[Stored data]
>>>>

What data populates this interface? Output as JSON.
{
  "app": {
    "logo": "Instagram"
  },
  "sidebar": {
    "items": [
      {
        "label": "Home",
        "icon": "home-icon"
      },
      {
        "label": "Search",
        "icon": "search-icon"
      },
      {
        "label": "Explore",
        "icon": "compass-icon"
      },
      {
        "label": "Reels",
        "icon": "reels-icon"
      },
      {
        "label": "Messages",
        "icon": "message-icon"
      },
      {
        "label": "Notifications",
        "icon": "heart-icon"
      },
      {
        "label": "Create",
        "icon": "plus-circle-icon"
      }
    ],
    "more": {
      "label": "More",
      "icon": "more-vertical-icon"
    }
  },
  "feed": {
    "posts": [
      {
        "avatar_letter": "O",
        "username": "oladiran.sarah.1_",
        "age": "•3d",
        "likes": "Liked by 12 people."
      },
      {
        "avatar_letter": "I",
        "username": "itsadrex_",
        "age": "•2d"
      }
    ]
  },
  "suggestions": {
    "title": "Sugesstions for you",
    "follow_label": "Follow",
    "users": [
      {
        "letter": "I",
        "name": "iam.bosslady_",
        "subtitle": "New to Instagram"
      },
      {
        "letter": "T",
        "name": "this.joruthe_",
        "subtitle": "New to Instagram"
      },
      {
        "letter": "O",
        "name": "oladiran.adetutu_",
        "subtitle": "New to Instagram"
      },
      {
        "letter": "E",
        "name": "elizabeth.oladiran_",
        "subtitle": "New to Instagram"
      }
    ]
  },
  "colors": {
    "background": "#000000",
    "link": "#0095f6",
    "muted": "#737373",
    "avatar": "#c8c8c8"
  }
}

<<<<

▶ [Aim]
Go through the records and print each one exactly.

▶ [Output for this exercise]
What data populates this interface? Output as JSON.
{
  "app": {
    "logo": "Instagram"
  },
  "sidebar": {
    "items": [
      {
        "label": "Home",
        "icon": "home-icon"
      },
      {
        "label": "Search",
        "icon": "search-icon"
      },
      {
        "label": "Explore",
        "icon": "compass-icon"
      },
      {
        "label": "Reels",
        "icon": "reels-icon"
      },
      {
        "label": "Messages",
        "icon": "message-icon"
      },
      {
        "label": "Notifications",
        "icon": "heart-icon"
      },
      {
        "label": "Create",
        "icon": "plus-circle-icon"
      }
    ],
    "more": {
      "label": "More",
      "icon": "more-vertical-icon"
    }
  },
  "feed": {
    "posts": [
      {
        "avatar_letter": "O",
        "username": "oladiran.sarah.1_",
        "age": "•3d",
        "likes": "Liked by 12 people."
      },
      {
        "avatar_letter": "I",
        "username": "itsadrex_",
        "age": "•2d"
      }
    ]
  },
  "suggestions": {
    "title": "Sugesstions for you",
    "follow_label": "Follow",
    "users": [
      {
        "letter": "I",
        "name": "iam.bosslady_",
        "subtitle": "New to Instagram"
      },
      {
        "letter": "T",
        "name": "this.joruthe_",
        "subtitle": "New to Instagram"
      },
      {
        "letter": "O",
        "name": "oladiran.adetutu_",
        "subtitle": "New to Instagram"
      },
      {
        "letter": "E",
        "name": "elizabeth.oladiran_",
        "subtitle": "New to Instagram"
      }
    ]
  },
  "colors": {
    "background": "#000000",
    "link": "#0095f6",
    "muted": "#737373",
    "avatar": "#c8c8c8"
  }
}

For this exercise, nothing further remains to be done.